__To be done__. Rewrite the lines below, replacing every occurrence of "Budget Summary" with "Expense Summary" and leaving everything else unchanged.

__Dataset rows__.

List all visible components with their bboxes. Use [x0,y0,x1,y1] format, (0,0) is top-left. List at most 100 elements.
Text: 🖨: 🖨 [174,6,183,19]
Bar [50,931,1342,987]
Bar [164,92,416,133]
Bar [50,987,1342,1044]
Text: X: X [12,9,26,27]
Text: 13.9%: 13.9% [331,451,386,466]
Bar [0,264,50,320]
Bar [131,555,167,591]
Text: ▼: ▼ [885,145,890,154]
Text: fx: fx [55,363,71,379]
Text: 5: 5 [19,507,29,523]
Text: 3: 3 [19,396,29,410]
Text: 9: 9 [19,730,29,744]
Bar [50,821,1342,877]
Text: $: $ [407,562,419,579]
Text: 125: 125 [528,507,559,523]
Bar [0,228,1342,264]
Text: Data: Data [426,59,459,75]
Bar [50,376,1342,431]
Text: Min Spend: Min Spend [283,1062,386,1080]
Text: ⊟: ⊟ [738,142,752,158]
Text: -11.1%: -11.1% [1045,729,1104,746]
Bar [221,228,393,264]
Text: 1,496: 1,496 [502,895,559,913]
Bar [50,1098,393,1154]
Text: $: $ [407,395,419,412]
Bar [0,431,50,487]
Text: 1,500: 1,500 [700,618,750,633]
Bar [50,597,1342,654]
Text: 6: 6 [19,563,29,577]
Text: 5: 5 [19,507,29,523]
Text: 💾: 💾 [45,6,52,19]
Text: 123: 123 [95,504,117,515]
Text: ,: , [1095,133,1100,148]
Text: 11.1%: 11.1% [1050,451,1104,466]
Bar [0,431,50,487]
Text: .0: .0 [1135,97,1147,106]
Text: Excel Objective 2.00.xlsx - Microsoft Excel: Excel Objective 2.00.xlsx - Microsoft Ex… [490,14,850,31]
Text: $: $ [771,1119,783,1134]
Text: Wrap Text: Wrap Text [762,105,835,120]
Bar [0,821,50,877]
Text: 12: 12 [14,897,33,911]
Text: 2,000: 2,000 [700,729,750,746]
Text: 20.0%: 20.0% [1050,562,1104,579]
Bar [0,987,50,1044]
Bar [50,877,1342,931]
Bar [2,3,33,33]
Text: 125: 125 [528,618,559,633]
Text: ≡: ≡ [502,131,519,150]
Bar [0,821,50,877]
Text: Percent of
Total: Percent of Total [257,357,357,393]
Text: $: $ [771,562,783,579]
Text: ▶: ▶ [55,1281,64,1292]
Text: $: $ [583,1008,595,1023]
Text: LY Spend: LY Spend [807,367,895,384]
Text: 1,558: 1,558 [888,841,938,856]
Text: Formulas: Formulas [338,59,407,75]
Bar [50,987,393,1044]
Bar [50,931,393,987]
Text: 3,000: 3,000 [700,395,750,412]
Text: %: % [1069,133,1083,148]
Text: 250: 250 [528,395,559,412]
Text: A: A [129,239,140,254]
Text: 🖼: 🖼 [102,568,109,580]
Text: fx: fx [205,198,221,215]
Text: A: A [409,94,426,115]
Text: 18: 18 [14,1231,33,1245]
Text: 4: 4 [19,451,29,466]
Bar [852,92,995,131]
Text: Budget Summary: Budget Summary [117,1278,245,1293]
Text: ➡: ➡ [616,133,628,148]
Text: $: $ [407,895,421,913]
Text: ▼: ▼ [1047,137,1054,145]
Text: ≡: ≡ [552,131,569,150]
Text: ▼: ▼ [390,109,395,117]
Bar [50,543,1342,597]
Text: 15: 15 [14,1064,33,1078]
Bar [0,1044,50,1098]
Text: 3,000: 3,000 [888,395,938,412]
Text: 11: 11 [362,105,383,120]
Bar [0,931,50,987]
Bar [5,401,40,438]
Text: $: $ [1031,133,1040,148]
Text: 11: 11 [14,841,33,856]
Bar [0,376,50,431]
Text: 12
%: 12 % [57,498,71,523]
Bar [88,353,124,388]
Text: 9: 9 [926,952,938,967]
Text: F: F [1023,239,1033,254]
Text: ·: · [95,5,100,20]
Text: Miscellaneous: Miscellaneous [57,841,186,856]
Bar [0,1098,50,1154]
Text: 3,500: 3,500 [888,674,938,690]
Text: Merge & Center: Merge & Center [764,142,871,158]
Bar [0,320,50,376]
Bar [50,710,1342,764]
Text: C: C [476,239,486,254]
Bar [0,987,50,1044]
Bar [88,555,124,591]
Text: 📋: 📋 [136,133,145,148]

__Response__.
List all visible components with their bboxes. Use [x0,y0,x1,y1] format, (0,0) is top-left. List at most 100 elements.
Text: 🖨: 🖨 [174,6,183,19]
Bar [50,931,1342,987]
Bar [164,92,416,133]
Bar [50,987,1342,1044]
Text: X: X [12,9,26,27]
Text: 13.9%: 13.9% [331,451,386,466]
Bar [0,264,50,320]
Bar [131,555,167,591]
Text: ▼: ▼ [885,145,890,154]
Text: fx: fx [55,363,71,379]
Text: 5: 5 [19,507,29,523]
Text: 3: 3 [19,396,29,410]
Text: 9: 9 [19,730,29,744]
Bar [50,821,1342,877]
Text: $: $ [407,562,419,579]
Text: 125: 125 [528,507,559,523]
Bar [0,228,1342,264]
Text: Data: Data [426,59,459,75]
Bar [50,376,1342,431]
Text: Min Spend: Min Spend [283,1062,386,1080]
Text: ⊟: ⊟ [738,142,752,158]
Text: -11.1%: -11.1% [1045,729,1104,746]
Bar [221,228,393,264]
Text: 1,496: 1,496 [502,895,559,913]
Bar [50,1098,393,1154]
Text: $: $ [407,395,419,412]
Bar [0,431,50,487]
Text: 1,500: 1,500 [700,618,750,633]
Bar [50,597,1342,654]
Text: 6: 6 [19,563,29,577]
Text: 5: 5 [19,507,29,523]
Text: 💾: 💾 [45,6,52,19]
Text: 123: 123 [95,504,117,515]
Text: ,: , [1095,133,1100,148]
Text: 11.1%: 11.1% [1050,451,1104,466]
Bar [0,431,50,487]
Text: .0: .0 [1135,97,1147,106]
Text: Excel Objective 2.00.xlsx - Microsoft Excel: Excel Objective 2.00.xlsx - Microsoft Ex… [490,14,850,31]
Text: $: $ [771,1119,783,1134]
Text: Wrap Text: Wrap Text [762,105,835,120]
Bar [0,821,50,877]
Text: 12: 12 [14,897,33,911]
Text: 2,000: 2,000 [700,729,750,746]
Text: 20.0%: 20.0% [1050,562,1104,579]
Bar [0,987,50,1044]
Bar [50,877,1342,931]
Bar [2,3,33,33]
Text: 125: 125 [528,618,559,633]
Text: ≡: ≡ [502,131,519,150]
Bar [0,821,50,877]
Text: Percent of
Total: Percent of Total [257,357,357,393]
Text: $: $ [771,562,783,579]
Text: ▶: ▶ [55,1281,64,1292]
Text: $: $ [583,1008,595,1023]
Text: LY Spend: LY Spend [807,367,895,384]
Text: 1,558: 1,558 [888,841,938,856]
Text: Formulas: Formulas [338,59,407,75]
Bar [50,987,393,1044]
Bar [50,931,393,987]
Text: 3,000: 3,000 [700,395,750,412]
Text: %: % [1069,133,1083,148]
Text: 250: 250 [528,395,559,412]
Text: A: A [129,239,140,254]
Text: 🖼: 🖼 [102,568,109,580]
Text: fx: fx [205,198,221,215]
Text: A: A [409,94,426,115]
Text: 18: 18 [14,1231,33,1245]
Text: 4: 4 [19,451,29,466]
Bar [852,92,995,131]
Text: Expense Summary: Expense Summary [117,1278,245,1293]
Text: ➡: ➡ [616,133,628,148]
Text: $: $ [407,895,421,913]
Text: ▼: ▼ [1047,137,1054,145]
Text: ≡: ≡ [552,131,569,150]
Text: ▼: ▼ [390,109,395,117]
Bar [50,543,1342,597]
Text: 15: 15 [14,1064,33,1078]
Bar [0,1044,50,1098]
Text: 3,000: 3,000 [888,395,938,412]
Text: 11: 11 [362,105,383,120]
Bar [0,931,50,987]
Bar [5,401,40,438]
Text: $: $ [1031,133,1040,148]
Text: 11: 11 [14,841,33,856]
Bar [0,376,50,431]
Text: 12
%: 12 % [57,498,71,523]
Bar [88,353,124,388]
Text: 9: 9 [926,952,938,967]
Text: F: F [1023,239,1033,254]
Text: ·: · [95,5,100,20]
Text: Miscellaneous: Miscellaneous [57,841,186,856]
Bar [0,1098,50,1154]
Text: 3,500: 3,500 [888,674,938,690]
Text: Merge & Center: Merge & Center [764,142,871,158]
Bar [0,320,50,376]
Bar [50,710,1342,764]
Text: C: C [476,239,486,254]
Bar [0,987,50,1044]
Bar [88,555,124,591]
Text: 📋: 📋 [136,133,145,148]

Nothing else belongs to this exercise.